Do this
From the entries below, copy every line holding the word "xlabel".
-- START Material shown --
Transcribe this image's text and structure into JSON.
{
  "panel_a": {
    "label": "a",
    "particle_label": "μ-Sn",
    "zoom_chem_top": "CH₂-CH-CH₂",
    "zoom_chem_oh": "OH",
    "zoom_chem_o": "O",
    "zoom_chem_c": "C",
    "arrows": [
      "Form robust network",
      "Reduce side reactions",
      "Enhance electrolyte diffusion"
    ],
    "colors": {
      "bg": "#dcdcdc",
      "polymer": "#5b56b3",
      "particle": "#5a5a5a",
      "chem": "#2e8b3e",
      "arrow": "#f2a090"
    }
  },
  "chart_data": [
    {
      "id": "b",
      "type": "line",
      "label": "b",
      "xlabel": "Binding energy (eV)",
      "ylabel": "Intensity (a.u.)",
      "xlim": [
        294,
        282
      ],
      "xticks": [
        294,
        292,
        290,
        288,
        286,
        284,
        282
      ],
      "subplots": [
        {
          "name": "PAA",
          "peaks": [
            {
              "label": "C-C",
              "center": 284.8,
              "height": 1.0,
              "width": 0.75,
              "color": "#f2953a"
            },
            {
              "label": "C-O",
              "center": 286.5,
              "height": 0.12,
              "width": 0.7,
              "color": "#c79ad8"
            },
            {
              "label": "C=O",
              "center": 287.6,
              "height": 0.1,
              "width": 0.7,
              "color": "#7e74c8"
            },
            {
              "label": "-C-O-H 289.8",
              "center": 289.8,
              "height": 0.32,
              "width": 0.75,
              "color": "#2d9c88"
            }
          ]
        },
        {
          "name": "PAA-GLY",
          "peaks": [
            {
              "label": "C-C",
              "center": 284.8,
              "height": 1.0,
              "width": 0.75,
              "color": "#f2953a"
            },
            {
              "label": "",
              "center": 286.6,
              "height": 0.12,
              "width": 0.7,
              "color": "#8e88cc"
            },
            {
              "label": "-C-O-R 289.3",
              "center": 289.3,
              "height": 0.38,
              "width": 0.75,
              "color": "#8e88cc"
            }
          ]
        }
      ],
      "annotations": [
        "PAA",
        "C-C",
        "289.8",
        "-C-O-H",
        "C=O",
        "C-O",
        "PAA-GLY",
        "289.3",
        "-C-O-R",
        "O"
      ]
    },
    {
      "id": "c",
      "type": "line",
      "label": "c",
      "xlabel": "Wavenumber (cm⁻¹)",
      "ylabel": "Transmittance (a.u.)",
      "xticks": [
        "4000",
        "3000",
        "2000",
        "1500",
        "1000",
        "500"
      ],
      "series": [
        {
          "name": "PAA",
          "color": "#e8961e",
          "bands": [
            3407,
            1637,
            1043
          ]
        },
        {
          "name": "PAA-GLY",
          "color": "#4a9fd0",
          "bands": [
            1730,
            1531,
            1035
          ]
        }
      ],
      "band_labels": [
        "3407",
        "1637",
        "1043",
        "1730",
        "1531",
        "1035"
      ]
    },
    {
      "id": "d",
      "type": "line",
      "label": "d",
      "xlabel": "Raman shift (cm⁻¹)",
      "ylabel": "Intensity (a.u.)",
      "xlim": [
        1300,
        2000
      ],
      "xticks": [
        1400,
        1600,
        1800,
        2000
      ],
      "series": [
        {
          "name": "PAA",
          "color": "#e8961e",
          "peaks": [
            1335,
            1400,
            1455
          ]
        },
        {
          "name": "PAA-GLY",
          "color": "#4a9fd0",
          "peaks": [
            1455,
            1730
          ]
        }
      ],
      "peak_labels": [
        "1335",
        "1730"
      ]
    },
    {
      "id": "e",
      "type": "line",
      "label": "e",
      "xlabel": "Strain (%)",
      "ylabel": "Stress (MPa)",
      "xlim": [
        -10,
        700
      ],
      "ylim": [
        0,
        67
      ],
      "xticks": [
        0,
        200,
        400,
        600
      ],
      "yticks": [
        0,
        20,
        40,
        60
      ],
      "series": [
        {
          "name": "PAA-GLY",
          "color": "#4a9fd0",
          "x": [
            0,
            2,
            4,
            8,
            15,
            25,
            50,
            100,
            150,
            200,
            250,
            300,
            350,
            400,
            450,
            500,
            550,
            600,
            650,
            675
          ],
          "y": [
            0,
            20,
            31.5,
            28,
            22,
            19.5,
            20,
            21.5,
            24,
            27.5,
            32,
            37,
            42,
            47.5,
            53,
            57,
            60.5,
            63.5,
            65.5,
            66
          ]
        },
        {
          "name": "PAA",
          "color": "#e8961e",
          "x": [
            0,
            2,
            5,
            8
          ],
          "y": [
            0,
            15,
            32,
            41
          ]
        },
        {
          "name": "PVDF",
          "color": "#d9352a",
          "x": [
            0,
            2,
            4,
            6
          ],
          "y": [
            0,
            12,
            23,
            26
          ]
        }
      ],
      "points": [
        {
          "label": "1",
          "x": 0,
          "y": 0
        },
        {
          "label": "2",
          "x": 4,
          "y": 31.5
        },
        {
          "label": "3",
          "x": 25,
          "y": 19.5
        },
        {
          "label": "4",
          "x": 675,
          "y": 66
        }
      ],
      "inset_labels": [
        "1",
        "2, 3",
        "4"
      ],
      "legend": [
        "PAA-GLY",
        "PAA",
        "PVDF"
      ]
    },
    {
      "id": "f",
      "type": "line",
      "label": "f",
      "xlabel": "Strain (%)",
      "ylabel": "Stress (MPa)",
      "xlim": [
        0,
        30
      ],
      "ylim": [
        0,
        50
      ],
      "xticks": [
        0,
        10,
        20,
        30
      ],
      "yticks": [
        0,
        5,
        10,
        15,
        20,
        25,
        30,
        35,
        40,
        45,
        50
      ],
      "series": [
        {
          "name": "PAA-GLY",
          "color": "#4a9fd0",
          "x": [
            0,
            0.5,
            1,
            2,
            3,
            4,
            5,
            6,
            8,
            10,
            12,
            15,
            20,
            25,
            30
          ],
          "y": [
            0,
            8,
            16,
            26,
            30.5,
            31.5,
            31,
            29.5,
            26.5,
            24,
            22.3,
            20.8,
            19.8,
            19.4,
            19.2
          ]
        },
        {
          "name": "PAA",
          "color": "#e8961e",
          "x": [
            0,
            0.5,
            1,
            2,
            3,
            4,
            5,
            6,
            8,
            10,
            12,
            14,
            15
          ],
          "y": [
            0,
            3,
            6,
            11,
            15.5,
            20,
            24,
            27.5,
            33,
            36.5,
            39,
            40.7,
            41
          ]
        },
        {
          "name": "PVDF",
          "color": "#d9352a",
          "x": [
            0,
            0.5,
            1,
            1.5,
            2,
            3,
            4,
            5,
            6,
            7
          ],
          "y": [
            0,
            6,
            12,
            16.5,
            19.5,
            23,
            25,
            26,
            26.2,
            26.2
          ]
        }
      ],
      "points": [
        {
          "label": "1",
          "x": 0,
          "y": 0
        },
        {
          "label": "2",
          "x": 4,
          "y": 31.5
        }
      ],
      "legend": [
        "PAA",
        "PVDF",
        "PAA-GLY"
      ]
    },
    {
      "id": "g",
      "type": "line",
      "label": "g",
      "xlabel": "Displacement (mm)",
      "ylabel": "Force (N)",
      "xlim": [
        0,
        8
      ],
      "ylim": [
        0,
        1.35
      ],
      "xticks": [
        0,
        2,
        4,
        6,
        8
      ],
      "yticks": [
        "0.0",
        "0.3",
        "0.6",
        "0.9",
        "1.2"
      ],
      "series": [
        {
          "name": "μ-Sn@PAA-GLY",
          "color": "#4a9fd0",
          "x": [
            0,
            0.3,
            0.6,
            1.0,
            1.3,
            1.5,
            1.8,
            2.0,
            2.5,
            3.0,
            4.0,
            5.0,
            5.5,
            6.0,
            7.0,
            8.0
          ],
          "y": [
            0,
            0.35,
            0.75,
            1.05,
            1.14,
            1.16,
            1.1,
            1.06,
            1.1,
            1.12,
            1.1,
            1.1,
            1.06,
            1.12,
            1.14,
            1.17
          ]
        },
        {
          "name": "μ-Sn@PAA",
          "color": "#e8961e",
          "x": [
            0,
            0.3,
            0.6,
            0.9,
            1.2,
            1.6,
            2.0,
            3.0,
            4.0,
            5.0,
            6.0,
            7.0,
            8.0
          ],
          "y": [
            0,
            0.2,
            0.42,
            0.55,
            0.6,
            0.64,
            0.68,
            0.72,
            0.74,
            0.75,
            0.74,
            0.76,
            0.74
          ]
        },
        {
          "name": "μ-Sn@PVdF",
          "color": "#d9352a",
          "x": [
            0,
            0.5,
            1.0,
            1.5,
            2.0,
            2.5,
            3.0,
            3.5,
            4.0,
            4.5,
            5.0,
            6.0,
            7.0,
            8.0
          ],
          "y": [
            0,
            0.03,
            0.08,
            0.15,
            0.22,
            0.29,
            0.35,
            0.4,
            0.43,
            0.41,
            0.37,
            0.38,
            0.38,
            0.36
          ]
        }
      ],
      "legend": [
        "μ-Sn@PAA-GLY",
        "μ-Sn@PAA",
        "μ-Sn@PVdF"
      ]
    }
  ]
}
-- END Material shown --
Written answer
      "xlabel": "Binding energy (eV)",
      "xlabel": "Wavenumber (cm⁻¹)",
      "xlabel": "Raman shift (cm⁻¹)",
      "xlabel": "Strain (%)",
      "xlabel": "Strain (%)",
      "xlabel": "Displacement (mm)",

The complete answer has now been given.